Set the listing down unchanged, minus every embedded image.

+++ Given data

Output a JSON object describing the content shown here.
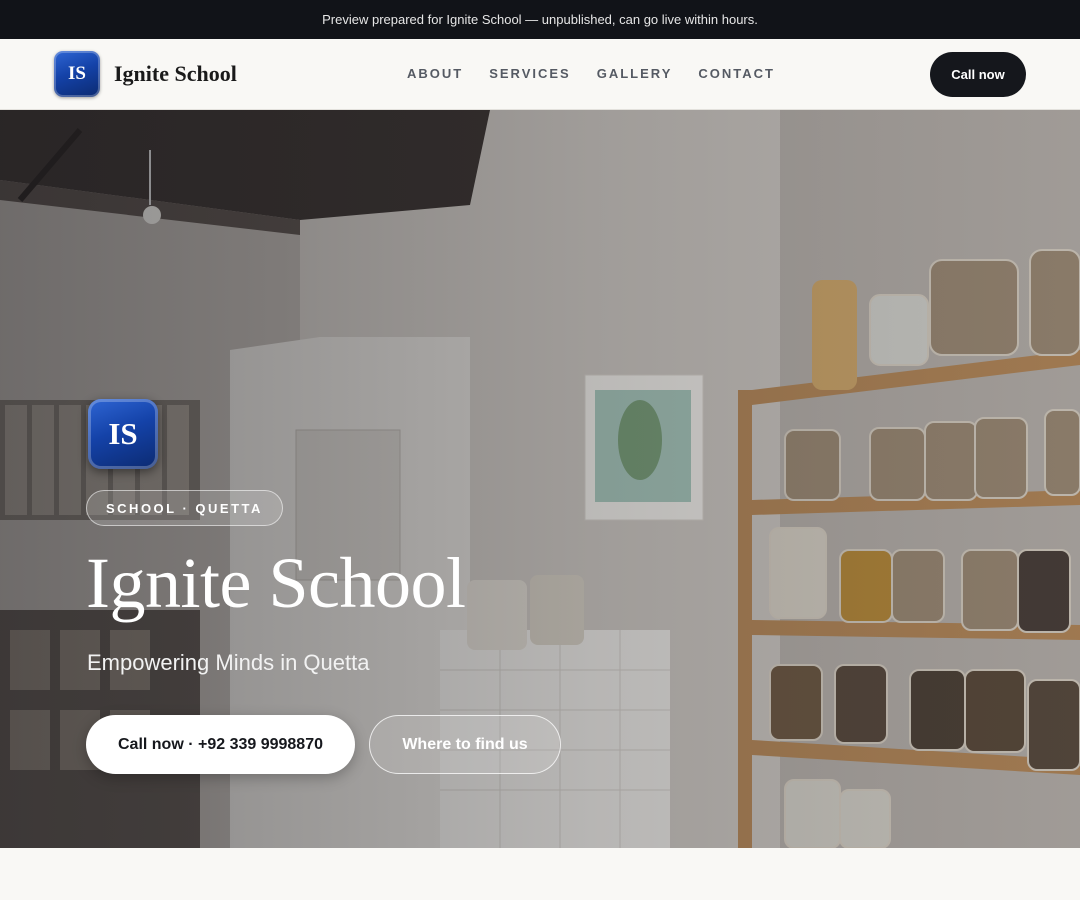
{
  "preview_banner": "Preview prepared for Ignite School — unpublished, can go live within hours.",
  "header": {
    "logo_initials": "IS",
    "brand_name": "Ignite School",
    "nav": [
      "ABOUT",
      "SERVICES",
      "GALLERY",
      "CONTACT"
    ],
    "call_label": "Call now"
  },
  "hero": {
    "logo_initials": "IS",
    "tag": "SCHOOL · QUETTA",
    "title": "Ignite School",
    "subtitle": "Empowering Minds in Quetta",
    "primary_cta": "Call now · +92 339 9998870",
    "secondary_cta": "Where to find us",
    "image_description_icon": "pantry-shelves-photo"
  },
  "colors": {
    "dark": "#111318",
    "brand_blue": "#1442a8",
    "page_bg": "#f9f8f5"
  }
}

++++++

* **Solution to the problem**
Output a JSON object describing the content shown here.
{
  "preview_banner": "Preview prepared for Ignite School — unpublished, can go live within hours.",
  "header": {
    "logo_initials": "IS",
    "brand_name": "Ignite School",
    "nav": [
      "ABOUT",
      "SERVICES",
      "GALLERY",
      "CONTACT"
    ],
    "call_label": "Call now"
  },
  "hero": {
    "logo_initials": "IS",
    "tag": "SCHOOL · QUETTA",
    "title": "Ignite School",
    "subtitle": "Empowering Minds in Quetta",
    "primary_cta": "Call now · +92 339 9998870",
    "secondary_cta": "Where to find us",
    "image_description_icon": "pantry-shelves-photo"
  },
  "colors": {
    "dark": "#111318",
    "brand_blue": "#1442a8",
    "page_bg": "#f9f8f5"
  }
}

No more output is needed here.